Written task:
Identify and copy all lines of the material where the string "this" is found.

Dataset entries

** begin **

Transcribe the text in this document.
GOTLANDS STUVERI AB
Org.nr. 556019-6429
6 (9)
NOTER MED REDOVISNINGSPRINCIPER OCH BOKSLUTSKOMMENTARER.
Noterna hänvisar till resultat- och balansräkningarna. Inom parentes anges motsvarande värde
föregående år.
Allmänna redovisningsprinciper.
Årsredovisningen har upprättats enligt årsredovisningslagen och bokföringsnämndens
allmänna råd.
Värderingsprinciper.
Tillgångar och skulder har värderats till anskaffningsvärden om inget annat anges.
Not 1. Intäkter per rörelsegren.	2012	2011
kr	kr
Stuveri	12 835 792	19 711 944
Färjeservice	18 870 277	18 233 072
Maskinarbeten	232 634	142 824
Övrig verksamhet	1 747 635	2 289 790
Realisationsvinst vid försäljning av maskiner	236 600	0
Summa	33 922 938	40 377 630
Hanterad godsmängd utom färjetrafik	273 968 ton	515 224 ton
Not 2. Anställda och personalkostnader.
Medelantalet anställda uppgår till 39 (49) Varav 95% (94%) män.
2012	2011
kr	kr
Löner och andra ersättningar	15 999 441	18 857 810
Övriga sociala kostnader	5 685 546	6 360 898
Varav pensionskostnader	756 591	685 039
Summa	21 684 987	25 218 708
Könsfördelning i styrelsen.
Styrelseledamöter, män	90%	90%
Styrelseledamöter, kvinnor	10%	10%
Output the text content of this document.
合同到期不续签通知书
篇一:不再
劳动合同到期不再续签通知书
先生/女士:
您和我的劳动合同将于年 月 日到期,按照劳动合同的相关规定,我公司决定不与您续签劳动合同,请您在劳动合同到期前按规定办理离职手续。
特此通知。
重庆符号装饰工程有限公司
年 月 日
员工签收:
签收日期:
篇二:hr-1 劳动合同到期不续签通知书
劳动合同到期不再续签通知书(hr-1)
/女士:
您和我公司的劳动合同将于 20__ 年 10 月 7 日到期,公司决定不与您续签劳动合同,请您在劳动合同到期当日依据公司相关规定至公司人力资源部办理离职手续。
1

** end **

Problem solution:
Transcribe the text in this document.
Output the text content of this document.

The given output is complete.